Fragmento del texto:
○ ○ ○
Quizás esa huida sea a la manera de un rostro ingrávido, donde la ausencia endémica que imprime todo el peso gastado de un pasado en los hombros de quien ha sido ya olvidado, se convierte en un escape de todo lo que fue idéntico a uno mismo, de todo lo que se esperó de uno, de todo el deseo asesino de los que proyectan su vida afuera por temor a habitarla. Pero la ilusión siempre está, siempre retorna, como esa ilusión decrépita de volver, de volver a volver, y volver, que se filtra disimulada en el estado desesperado de un ya-casi atravesado por un demasiado-tarde. El vicio de saber que aún falta un poco más y mientras tanto la vida se nos escurre entre los dedos, entre los otros, como una sombra pálida de viejo farol oxidado.  

No se puede pensar sino por planos que se cruzan en un campo minado de afectos, en un juego urgente por dar consistencia a todo lo que hacemos. El límite del tiempo no se mide sino por el riesgo de apostar la propia vida, en medio de un bombardeo se escriben las líneas más vitales… y el suspiro encantado de una ilusión, que remueve el cemento del pasado y hace emerger en las ruinas más funestas toda una simpatía necesaria con la muerte. 

Escapar, esa otra manera de volverse otro, de darse una vida.  



domingo, 25 de enero de 2015

Fellini 8 ½


Notas sobre Fellini 8 ½ (1963) de Federico Fellini


Un silencio entre tantas imágenes, sonidos, palabras. Un silencio necesario y buscado. Un silencio que en cierta forma es lo más próximo que se puede estar de algo denominado como verdadero. Pero pese a ello, la vida, el arte, la política, el espectáculo, se conjugan en la incertidumbre que arrasa con esas búsquedas, con esas estancias de silencio. Un bullicio que recorre todo el film entre palabras en diversos idiomas, rostros, personajes, imágenes, sonidos, etc., para atravesar la realidad de un personaje, que es uno y muchos a la vez. 


La incertidumbre nace de la multiplicidad así como la certeza de la unidad. Se pretende unidad donde por debajo sondea una fuerza múltiple, densa e inquietante. Lo múltiple, sus trayectos, sus líneas, sus trazos, no son más que un recorrido que se diversifica a sí mismo, se diferencia. Guido se diferencia en sus sueños, presentes múltiples que se traman con los pasados diversos. Guido es un personaje múltiple que evoca el pasado en un presente diverso. Es un personaje de la diferencia. Está en medio de un film, haciendo medio film, a medio vivir, entre lo que ve, siente, sueña, experimenta y cree.
○ ○ ○
Entradas del conjunto:
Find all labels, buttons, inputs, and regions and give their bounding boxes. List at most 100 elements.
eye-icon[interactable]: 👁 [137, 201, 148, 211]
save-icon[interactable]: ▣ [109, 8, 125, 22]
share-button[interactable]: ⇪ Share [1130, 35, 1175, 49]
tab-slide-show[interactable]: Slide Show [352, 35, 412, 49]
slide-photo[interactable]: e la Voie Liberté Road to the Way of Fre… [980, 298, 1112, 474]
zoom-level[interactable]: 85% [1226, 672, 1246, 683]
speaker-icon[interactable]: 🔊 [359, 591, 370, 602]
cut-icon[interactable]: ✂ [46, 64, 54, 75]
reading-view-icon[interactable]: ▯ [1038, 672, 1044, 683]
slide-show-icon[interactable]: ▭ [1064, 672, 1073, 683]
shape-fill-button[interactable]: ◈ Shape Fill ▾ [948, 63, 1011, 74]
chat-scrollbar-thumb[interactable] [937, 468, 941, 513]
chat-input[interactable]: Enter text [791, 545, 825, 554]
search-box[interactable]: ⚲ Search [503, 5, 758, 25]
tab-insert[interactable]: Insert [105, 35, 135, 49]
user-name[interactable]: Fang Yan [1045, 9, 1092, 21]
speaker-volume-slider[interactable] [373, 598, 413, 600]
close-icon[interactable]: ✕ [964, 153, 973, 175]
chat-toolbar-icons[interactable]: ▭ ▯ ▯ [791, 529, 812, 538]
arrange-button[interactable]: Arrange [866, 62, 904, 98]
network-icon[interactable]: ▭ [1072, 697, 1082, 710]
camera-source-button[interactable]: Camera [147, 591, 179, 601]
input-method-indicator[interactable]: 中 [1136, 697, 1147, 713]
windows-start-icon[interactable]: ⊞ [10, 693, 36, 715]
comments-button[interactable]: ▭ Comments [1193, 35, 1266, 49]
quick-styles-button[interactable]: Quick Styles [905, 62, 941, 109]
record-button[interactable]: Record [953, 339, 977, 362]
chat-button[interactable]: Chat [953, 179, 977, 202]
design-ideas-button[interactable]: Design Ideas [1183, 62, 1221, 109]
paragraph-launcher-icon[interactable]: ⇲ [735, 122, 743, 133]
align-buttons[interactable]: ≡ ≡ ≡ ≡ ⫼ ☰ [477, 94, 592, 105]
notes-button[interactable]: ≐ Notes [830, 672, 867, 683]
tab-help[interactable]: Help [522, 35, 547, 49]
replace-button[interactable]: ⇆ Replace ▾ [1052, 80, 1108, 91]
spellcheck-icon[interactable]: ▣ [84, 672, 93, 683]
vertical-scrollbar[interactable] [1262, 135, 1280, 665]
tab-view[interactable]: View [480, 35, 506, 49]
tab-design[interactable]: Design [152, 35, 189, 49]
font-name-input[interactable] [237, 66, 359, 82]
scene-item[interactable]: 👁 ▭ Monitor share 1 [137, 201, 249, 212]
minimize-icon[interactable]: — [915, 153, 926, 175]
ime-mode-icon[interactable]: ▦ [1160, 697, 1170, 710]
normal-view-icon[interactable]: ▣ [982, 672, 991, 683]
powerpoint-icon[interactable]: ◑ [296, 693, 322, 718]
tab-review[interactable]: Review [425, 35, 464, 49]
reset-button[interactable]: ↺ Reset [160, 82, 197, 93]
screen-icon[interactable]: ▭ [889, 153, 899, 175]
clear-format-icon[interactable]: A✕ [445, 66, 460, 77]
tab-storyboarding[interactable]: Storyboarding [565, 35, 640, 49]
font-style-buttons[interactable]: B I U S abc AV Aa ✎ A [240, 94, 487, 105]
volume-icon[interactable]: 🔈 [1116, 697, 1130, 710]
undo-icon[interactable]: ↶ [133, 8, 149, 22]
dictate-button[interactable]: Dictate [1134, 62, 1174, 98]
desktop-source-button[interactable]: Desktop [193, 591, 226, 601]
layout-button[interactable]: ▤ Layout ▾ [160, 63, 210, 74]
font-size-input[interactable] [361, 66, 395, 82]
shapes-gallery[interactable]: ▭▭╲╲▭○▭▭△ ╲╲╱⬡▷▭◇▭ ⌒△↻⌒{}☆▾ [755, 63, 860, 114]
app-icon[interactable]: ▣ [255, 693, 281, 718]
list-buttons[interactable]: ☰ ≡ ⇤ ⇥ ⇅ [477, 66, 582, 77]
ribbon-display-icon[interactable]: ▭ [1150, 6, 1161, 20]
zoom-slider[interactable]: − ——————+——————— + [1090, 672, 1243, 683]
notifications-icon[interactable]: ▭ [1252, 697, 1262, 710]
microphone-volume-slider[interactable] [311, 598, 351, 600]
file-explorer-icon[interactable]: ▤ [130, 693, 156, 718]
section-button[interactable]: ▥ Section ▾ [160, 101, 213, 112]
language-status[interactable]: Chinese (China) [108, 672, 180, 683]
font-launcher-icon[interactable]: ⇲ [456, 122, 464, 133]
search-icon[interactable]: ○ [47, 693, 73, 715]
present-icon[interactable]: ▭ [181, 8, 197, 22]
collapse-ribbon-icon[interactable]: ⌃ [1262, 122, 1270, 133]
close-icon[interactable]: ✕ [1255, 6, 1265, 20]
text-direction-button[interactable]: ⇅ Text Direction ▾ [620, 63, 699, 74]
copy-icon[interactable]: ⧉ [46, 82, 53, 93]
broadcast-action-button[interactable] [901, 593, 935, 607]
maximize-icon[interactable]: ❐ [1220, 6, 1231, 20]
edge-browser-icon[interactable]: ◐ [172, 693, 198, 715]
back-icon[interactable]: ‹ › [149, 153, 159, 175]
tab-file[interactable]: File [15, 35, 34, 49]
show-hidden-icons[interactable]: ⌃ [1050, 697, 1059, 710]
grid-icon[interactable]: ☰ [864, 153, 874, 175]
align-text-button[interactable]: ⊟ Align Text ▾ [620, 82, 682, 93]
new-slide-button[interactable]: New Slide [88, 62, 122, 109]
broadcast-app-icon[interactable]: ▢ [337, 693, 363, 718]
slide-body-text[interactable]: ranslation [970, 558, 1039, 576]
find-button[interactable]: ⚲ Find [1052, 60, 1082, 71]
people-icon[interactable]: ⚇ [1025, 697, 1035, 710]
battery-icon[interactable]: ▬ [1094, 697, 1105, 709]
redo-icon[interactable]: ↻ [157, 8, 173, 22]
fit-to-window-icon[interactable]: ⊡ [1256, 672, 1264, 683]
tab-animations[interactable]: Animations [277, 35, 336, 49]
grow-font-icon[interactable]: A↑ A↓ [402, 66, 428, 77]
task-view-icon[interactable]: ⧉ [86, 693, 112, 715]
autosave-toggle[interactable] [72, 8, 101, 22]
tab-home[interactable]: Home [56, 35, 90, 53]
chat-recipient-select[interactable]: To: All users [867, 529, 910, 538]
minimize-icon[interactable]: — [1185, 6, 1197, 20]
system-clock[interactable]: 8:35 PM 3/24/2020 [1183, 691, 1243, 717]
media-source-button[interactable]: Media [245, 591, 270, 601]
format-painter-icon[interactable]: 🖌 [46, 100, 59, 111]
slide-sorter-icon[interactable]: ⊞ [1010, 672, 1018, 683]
○ ○ ○
Tareas:
• 1. Devuelva el pasaje literal del fragmento que empieza en las palabras "Quizás esa huida" y concluye tras "viejo farol oxidado.".
• 2. En la última oración del fragmento, ¿qué verbos indican aquello entre lo cual se encuentra Guido? Enumérelos todos.

Ejercicio resuelto:
• 1.
Quizás esa huida sea a la manera de un rostro ingrávido, donde la ausencia endémica que imprime todo el peso gastado de un pasado en los hombros de quien ha sido ya olvidado, se convierte en un escape de todo lo que fue idéntico a uno mismo, de todo lo que se esperó de uno, de todo el deseo asesino de los que proyectan su vida afuera por temor a habitarla. Pero la ilusión siempre está, siempre retorna, como esa ilusión decrépita de volver, de volver a volver, y volver, que se filtra disimulada en el estado desesperado de un ya-casi atravesado por un demasiado-tarde. El vicio de saber que aún falta un poco más y mientras tanto la vida se nos escurre entre los dedos, entre los otros, como una sombra pálida de viejo farol oxidado.

• 2. ve, siente, sueña, experimenta, cree